PROVIDED ENTRIES
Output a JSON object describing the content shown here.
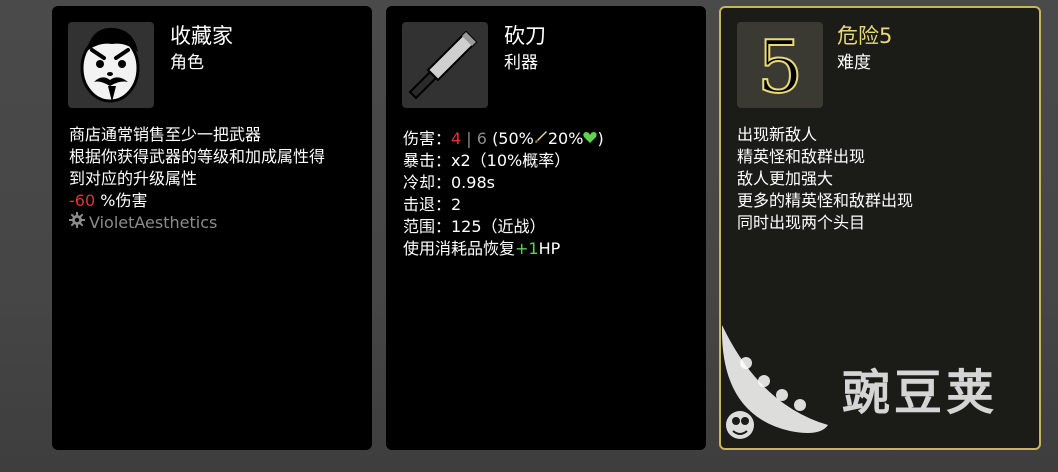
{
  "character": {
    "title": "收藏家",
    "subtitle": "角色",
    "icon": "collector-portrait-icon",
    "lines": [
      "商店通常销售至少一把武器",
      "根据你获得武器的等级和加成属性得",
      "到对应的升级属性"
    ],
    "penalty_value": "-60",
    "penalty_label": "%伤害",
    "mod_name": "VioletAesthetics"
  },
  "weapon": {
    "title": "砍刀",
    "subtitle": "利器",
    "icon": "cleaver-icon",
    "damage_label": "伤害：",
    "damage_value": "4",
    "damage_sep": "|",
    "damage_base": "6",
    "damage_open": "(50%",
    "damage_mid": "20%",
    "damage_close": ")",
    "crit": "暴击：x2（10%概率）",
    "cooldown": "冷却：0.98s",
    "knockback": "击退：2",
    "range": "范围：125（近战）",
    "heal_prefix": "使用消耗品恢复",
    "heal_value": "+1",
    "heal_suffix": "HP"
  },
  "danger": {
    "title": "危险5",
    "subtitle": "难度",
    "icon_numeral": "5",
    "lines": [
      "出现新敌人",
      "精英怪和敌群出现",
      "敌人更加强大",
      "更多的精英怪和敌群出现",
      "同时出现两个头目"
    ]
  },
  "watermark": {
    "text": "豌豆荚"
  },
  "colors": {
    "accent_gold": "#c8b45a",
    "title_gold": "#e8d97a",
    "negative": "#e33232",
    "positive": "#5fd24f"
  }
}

PROBLEM TO SOLVE
Transcribe the material exactly, and leave out whatever pictures it holds.

ANSWER TO THIS PROBLEM
Output a JSON object describing the content shown here.
{
  "character": {
    "title": "收藏家",
    "subtitle": "角色",
    "icon": "collector-portrait-icon",
    "lines": [
      "商店通常销售至少一把武器",
      "根据你获得武器的等级和加成属性得",
      "到对应的升级属性"
    ],
    "penalty_value": "-60",
    "penalty_label": "%伤害",
    "mod_name": "VioletAesthetics"
  },
  "weapon": {
    "title": "砍刀",
    "subtitle": "利器",
    "icon": "cleaver-icon",
    "damage_label": "伤害：",
    "damage_value": "4",
    "damage_sep": "|",
    "damage_base": "6",
    "damage_open": "(50%",
    "damage_mid": "20%",
    "damage_close": ")",
    "crit": "暴击：x2（10%概率）",
    "cooldown": "冷却：0.98s",
    "knockback": "击退：2",
    "range": "范围：125（近战）",
    "heal_prefix": "使用消耗品恢复",
    "heal_value": "+1",
    "heal_suffix": "HP"
  },
  "danger": {
    "title": "危险5",
    "subtitle": "难度",
    "icon_numeral": "5",
    "lines": [
      "出现新敌人",
      "精英怪和敌群出现",
      "敌人更加强大",
      "更多的精英怪和敌群出现",
      "同时出现两个头目"
    ]
  },
  "watermark": {
    "text": "豌豆荚"
  },
  "colors": {
    "accent_gold": "#c8b45a",
    "title_gold": "#e8d97a",
    "negative": "#e33232",
    "positive": "#5fd24f"
  }
}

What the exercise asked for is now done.